* What you are asked to do
Tally the lines holding the string "ALBERTO" and reply with that number alone.

>> start Listed records

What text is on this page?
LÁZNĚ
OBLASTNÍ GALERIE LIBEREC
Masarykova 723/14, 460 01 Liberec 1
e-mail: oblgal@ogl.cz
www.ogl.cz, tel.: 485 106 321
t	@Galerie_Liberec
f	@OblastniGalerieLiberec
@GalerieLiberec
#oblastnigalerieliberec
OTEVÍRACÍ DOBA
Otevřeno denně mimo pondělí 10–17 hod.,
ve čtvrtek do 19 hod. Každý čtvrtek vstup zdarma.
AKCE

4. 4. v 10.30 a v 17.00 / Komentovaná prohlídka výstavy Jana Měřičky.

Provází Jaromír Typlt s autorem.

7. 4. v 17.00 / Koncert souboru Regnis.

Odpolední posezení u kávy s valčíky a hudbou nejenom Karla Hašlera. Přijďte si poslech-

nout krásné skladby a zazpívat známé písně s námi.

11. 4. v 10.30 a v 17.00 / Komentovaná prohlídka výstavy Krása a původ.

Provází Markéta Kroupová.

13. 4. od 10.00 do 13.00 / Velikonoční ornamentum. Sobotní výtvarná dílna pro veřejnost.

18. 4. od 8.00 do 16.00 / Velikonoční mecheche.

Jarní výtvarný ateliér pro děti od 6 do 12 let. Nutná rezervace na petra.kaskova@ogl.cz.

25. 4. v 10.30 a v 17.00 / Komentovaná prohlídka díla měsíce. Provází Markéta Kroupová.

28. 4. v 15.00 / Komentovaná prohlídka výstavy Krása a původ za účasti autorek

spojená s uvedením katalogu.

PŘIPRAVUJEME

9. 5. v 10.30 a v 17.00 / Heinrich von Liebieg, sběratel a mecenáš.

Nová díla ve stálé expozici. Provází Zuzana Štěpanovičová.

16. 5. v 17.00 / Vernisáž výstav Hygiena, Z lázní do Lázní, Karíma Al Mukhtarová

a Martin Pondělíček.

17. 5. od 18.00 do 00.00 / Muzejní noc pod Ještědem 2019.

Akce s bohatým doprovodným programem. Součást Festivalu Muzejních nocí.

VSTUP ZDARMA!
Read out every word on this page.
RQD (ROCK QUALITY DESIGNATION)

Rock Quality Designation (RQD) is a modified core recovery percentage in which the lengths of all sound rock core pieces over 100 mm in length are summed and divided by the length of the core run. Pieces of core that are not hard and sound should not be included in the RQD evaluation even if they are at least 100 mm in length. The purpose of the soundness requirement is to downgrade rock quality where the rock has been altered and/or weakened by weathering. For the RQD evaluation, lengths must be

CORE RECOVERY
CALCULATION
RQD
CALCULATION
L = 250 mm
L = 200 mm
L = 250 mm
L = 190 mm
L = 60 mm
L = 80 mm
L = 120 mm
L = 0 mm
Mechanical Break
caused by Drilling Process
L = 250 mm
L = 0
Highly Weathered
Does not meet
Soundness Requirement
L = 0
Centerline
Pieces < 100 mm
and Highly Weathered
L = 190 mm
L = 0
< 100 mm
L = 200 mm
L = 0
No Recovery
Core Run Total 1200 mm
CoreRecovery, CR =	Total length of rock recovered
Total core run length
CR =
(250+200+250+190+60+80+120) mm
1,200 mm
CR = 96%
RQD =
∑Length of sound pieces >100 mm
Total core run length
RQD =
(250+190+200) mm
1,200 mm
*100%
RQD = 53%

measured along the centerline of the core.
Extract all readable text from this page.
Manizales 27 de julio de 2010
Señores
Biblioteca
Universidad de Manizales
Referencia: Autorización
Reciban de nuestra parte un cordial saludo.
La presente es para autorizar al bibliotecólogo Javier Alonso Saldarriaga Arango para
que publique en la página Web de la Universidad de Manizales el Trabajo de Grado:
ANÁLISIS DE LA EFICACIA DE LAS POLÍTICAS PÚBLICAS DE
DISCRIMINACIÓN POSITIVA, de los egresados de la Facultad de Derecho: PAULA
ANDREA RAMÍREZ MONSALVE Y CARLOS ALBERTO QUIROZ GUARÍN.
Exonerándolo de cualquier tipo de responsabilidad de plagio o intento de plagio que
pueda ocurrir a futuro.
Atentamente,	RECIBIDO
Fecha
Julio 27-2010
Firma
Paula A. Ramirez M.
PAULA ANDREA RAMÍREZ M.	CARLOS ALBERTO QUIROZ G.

>> end Listed records

* Solution for this exercise
2